Given information
— Begin —
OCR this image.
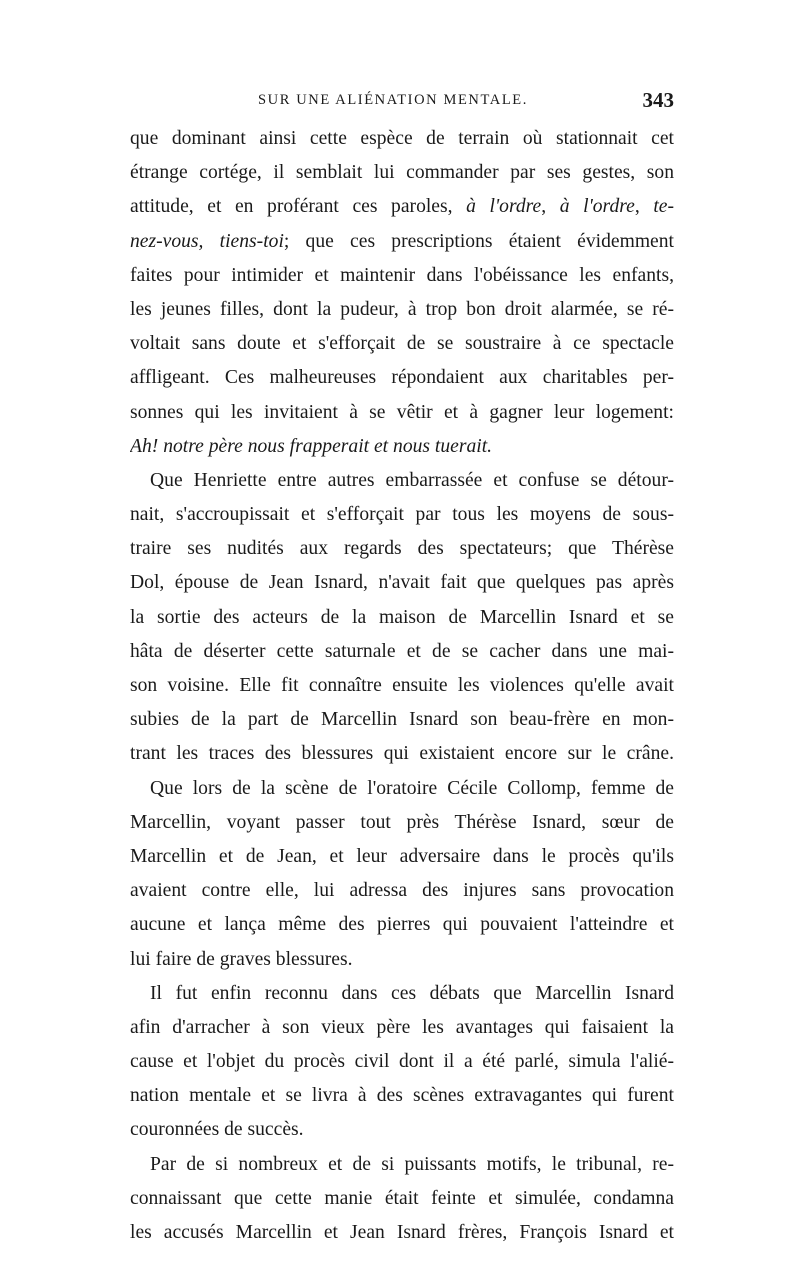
SUR UNE ALIÉNATION MENTALE.	343
que dominant ainsi cette espèce de terrain où stationnait cet
étrange cortége, il semblait lui commander par ses gestes, son
attitude, et en proférant ces paroles, à l'ordre, à l'ordre, te-
nez-vous, tiens-toi; que ces prescriptions étaient évidemment
faites pour intimider et maintenir dans l'obéissance les enfants,
les jeunes filles, dont la pudeur, à trop bon droit alarmée, se ré-
voltait sans doute et s'efforçait de se soustraire à ce spectacle
affligeant. Ces malheureuses répondaient aux charitables per-
sonnes qui les invitaient à se vêtir et à gagner leur logement:
Ah! notre père nous frapperait et nous tuerait.
Que Henriette entre autres embarrassée et confuse se détour-
nait, s'accroupissait et s'efforçait par tous les moyens de sous-
traire ses nudités aux regards des spectateurs; que Thérèse
Dol, épouse de Jean Isnard, n'avait fait que quelques pas après
la sortie des acteurs de la maison de Marcellin Isnard et se
hâta de déserter cette saturnale et de se cacher dans une mai-
son voisine. Elle fit connaître ensuite les violences qu'elle avait
subies de la part de Marcellin Isnard son beau-frère en mon-
trant les traces des blessures qui existaient encore sur le crâne.
Que lors de la scène de l'oratoire Cécile Collomp, femme de
Marcellin, voyant passer tout près Thérèse Isnard, sœur de
Marcellin et de Jean, et leur adversaire dans le procès qu'ils
avaient contre elle, lui adressa des injures sans provocation
aucune et lança même des pierres qui pouvaient l'atteindre et
lui faire de graves blessures.
Il fut enfin reconnu dans ces débats que Marcellin Isnard
afin d'arracher à son vieux père les avantages qui faisaient la
cause et l'objet du procès civil dont il a été parlé, simula l'alié-
nation mentale et se livra à des scènes extravagantes qui furent
couronnées de succès.
Par de si nombreux et de si puissants motifs, le tribunal, re-
connaissant que cette manie était feinte et simulée, condamna
les accusés Marcellin et Jean Isnard frères, François Isnard et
— End —
Task instructions
The data above should be repeated exactly, minus any pictures.

Response to this task
OCR this image.
SUR UNE ALIÉNATION MENTALE.	343
que dominant ainsi cette espèce de terrain où stationnait cet
étrange cortége, il semblait lui commander par ses gestes, son
attitude, et en proférant ces paroles, à l'ordre, à l'ordre, te-
nez-vous, tiens-toi; que ces prescriptions étaient évidemment
faites pour intimider et maintenir dans l'obéissance les enfants,
les jeunes filles, dont la pudeur, à trop bon droit alarmée, se ré-
voltait sans doute et s'efforçait de se soustraire à ce spectacle
affligeant. Ces malheureuses répondaient aux charitables per-
sonnes qui les invitaient à se vêtir et à gagner leur logement:
Ah! notre père nous frapperait et nous tuerait.
Que Henriette entre autres embarrassée et confuse se détour-
nait, s'accroupissait et s'efforçait par tous les moyens de sous-
traire ses nudités aux regards des spectateurs; que Thérèse
Dol, épouse de Jean Isnard, n'avait fait que quelques pas après
la sortie des acteurs de la maison de Marcellin Isnard et se
hâta de déserter cette saturnale et de se cacher dans une mai-
son voisine. Elle fit connaître ensuite les violences qu'elle avait
subies de la part de Marcellin Isnard son beau-frère en mon-
trant les traces des blessures qui existaient encore sur le crâne.
Que lors de la scène de l'oratoire Cécile Collomp, femme de
Marcellin, voyant passer tout près Thérèse Isnard, sœur de
Marcellin et de Jean, et leur adversaire dans le procès qu'ils
avaient contre elle, lui adressa des injures sans provocation
aucune et lança même des pierres qui pouvaient l'atteindre et
lui faire de graves blessures.
Il fut enfin reconnu dans ces débats que Marcellin Isnard
afin d'arracher à son vieux père les avantages qui faisaient la
cause et l'objet du procès civil dont il a été parlé, simula l'alié-
nation mentale et se livra à des scènes extravagantes qui furent
couronnées de succès.
Par de si nombreux et de si puissants motifs, le tribunal, re-
connaissant que cette manie était feinte et simulée, condamna
les accusés Marcellin et Jean Isnard frères, François Isnard et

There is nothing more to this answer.